_Quelltext_
________________
Ob er noch mehre Hiebe geführt, will sich Inquisit Anfangs nicht erinnern, später erklärt er jedoch, daß er sich noch eines dritten Hiebes erinnere, auch nicht bezweifle, daß er sämmtliche fünf am Kopfe des Bischofs vorgefundene Hiebwunden demselben beigebracht habe.

Nach vollbrachter That reinigt er sein blutiges Beil in dem auf dem Hofe liegenden Schnee, und eilt auf einem anderen Wege in die Stadt. Zu Hause angelangt, verbirgt er die geraubten Sachen und geht sodann in die Schenke des L., wie er meint, noch vor 7 Uhr. Dort trinkt er ein Glas Bier, und setzt sich bald zum Solo-Spiele nieder. – Seine Mitspieler und die übrigen Anwesenden bemerkten nicht im Entferntesten etwas Auffallendes in seinem Wesen.

Um 8 Uhr verbreitete sich im Wirthshause die Nachricht von der Ermordung des Bischofs. Der Schrecken war allgemein. Auch Inquisit äußerte, wie die Tochter des Gastwirths bekundet: „ja, mir zittern auch die Beine.“ Er selbst sagt: „auch ich erschrak, doch eben nicht sehr; denn es fiel mir nicht ein, daß man mich für den Mörder halten würde.“

Mehre Gäste entfernten sich. Der Inquisit blieb bei dem Spiele sitzen, erzählte die Geschichte einer Mordthat, von der er früher gelesen, und hörte in dem Spiele erst um 11 Uhr Abends auf etc.

Bei diesen Geständnissen verblieb Inquisit fortdauernd mit der Erklärung, daß er die That, welche er sophistisch zu rechtfertigen sich bestrebte, niemals bereut habe und auch jetzt nicht bereue.

Am 15. Febr. 1841 erkannte das Ob. L. Gericht zu Königsberg, daß Inquisit wegen zwiefachen etc. Raubmordes mit dem Rade von unten herauf vom Leben zum Tode zu bringen.
________________
_Aufgaben_
1: Gib den Absatz im Bericht über die Ermordung des Bischofs, der mit „Nach vollbrachter That“ beginnt, als kurze Liste wieder und behalte dabei seine wesentlichen Fakten bei.
2: Ändere im Bericht über die Ermordung des Bischofs den Abschnitt, der mit den Worten „Bei diesen Geständnissen“ beginnt und mit „jetzt nicht bereue.“ endet, indem du darin „bereut“ durch „bedauert“ ersetzt.
3: Um wie viel Uhr hörte der Inquisit laut dem Bericht über die Ermordung des Bischofs mit dem Spiel auf?

Rohdaten
________________
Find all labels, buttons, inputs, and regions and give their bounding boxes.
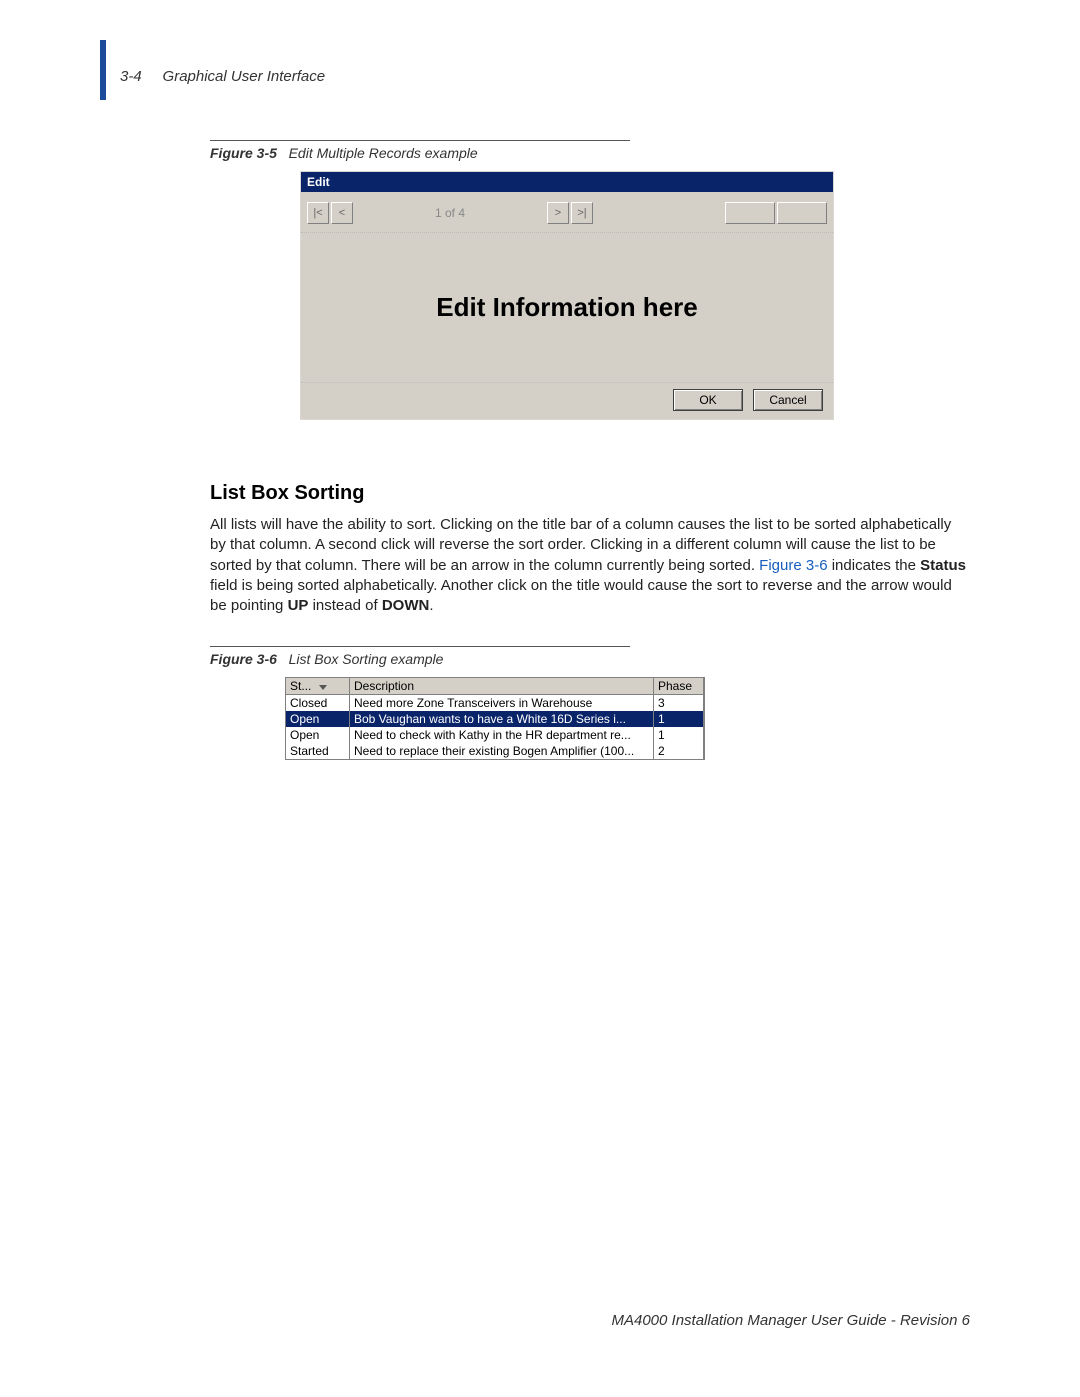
cell-status: Started xyxy=(286,743,350,759)
nav-last-button[interactable]: >| xyxy=(571,202,593,224)
section-paragraph: All lists will have the ability to sort.… xyxy=(210,515,970,616)
toolbar-blank-button-1[interactable] xyxy=(725,202,775,224)
cell-status: Closed xyxy=(286,695,350,711)
nav-first-button[interactable]: |< xyxy=(307,202,329,224)
cell-description: Bob Vaughan wants to have a White 16D Se… xyxy=(350,711,654,727)
cell-phase: 2 xyxy=(654,743,704,759)
cell-status: Open xyxy=(286,711,350,727)
cell-description: Need to replace their existing Bogen Amp… xyxy=(350,743,654,759)
cancel-button[interactable]: Cancel xyxy=(753,389,823,411)
down-word: DOWN xyxy=(382,597,430,614)
col-header-phase[interactable]: Phase xyxy=(654,678,704,694)
nav-next-button[interactable]: > xyxy=(547,202,569,224)
col-header-status[interactable]: St... xyxy=(286,678,350,694)
edit-dialog: Edit |< < 1 of 4 > >| Edit Information h… xyxy=(300,171,834,420)
figure-5-caption: Figure 3-5 Edit Multiple Records example xyxy=(210,145,970,161)
listbox: St... Description Phase ClosedNeed more … xyxy=(285,677,705,760)
col-header-description[interactable]: Description xyxy=(350,678,654,694)
figure-6-rule xyxy=(210,646,630,647)
figure-5-label: Figure 3-5 xyxy=(210,145,277,161)
figure-6-caption: Figure 3-6 List Box Sorting example xyxy=(210,651,970,667)
para-text-2a: indicates the xyxy=(828,557,921,574)
edit-body-text: Edit Information here xyxy=(436,292,697,323)
table-row[interactable]: ClosedNeed more Zone Transceivers in War… xyxy=(286,695,704,711)
edit-toolbar: |< < 1 of 4 > >| xyxy=(301,192,833,233)
figure-5-text: Edit Multiple Records example xyxy=(289,145,478,161)
figure-6-label: Figure 3-6 xyxy=(210,651,277,667)
edit-footer: OK Cancel xyxy=(301,383,833,419)
figure-6-link[interactable]: Figure 3-6 xyxy=(759,557,827,574)
record-counter: 1 of 4 xyxy=(355,206,545,220)
listbox-body: ClosedNeed more Zone Transceivers in War… xyxy=(286,695,704,759)
cell-status: Open xyxy=(286,727,350,743)
figure-6-text: List Box Sorting example xyxy=(289,651,444,667)
sort-down-icon xyxy=(319,685,327,690)
table-row[interactable]: StartedNeed to replace their existing Bo… xyxy=(286,743,704,759)
cell-phase: 1 xyxy=(654,711,704,727)
nav-prev-button[interactable]: < xyxy=(331,202,353,224)
page-number: 3-4 xyxy=(120,68,142,85)
cell-phase: 3 xyxy=(654,695,704,711)
toolbar-blank-button-2[interactable] xyxy=(777,202,827,224)
table-row[interactable]: OpenNeed to check with Kathy in the HR d… xyxy=(286,727,704,743)
col-header-status-label: St... xyxy=(290,679,311,693)
table-row[interactable]: OpenBob Vaughan wants to have a White 16… xyxy=(286,711,704,727)
chapter-title: Graphical User Interface xyxy=(163,68,326,85)
section-heading: List Box Sorting xyxy=(210,482,970,505)
cell-description: Need more Zone Transceivers in Warehouse xyxy=(350,695,654,711)
para-text-2d: . xyxy=(429,597,433,614)
listbox-header-row: St... Description Phase xyxy=(286,678,704,695)
figure-5-rule xyxy=(210,140,630,141)
ok-button[interactable]: OK xyxy=(673,389,743,411)
para-text-2c: instead of xyxy=(308,597,381,614)
page-footer: MA4000 Installation Manager User Guide -… xyxy=(611,1312,970,1329)
cell-phase: 1 xyxy=(654,727,704,743)
up-word: UP xyxy=(288,597,309,614)
page-left-rule xyxy=(100,40,106,100)
page-header: 3-4 Graphical User Interface xyxy=(120,68,325,85)
edit-body: Edit Information here xyxy=(301,233,833,383)
cell-description: Need to check with Kathy in the HR depar… xyxy=(350,727,654,743)
edit-dialog-title: Edit xyxy=(301,172,833,192)
status-word: Status xyxy=(920,557,966,574)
________________
_Die Antworten_
1:
- Nach der Tat reinigt er sein blutiges Beil im Schnee auf dem Hof und eilt auf einem anderen Weg in die Stadt.
- Zu Hause versteckt er die geraubten Sachen.
- Anschließend geht er nach eigener Angabe noch vor 7 Uhr in die Schenke des L.
- Dort trinkt er ein Glas Bier und setzt sich bald zum Solo-Spiel.
- Weder seine Mitspieler noch die übrigen Anwesenden bemerken etwas Auffälliges an ihm.

2:
Bei diesen Geständnissen verblieb Inquisit fortdauernd mit der Erklärung, daß er die That, welche er sophistisch zu rechtfertigen sich bestrebte, niemals bedauert habe und auch jetzt nicht bereue.

3: Um 11 Uhr abends.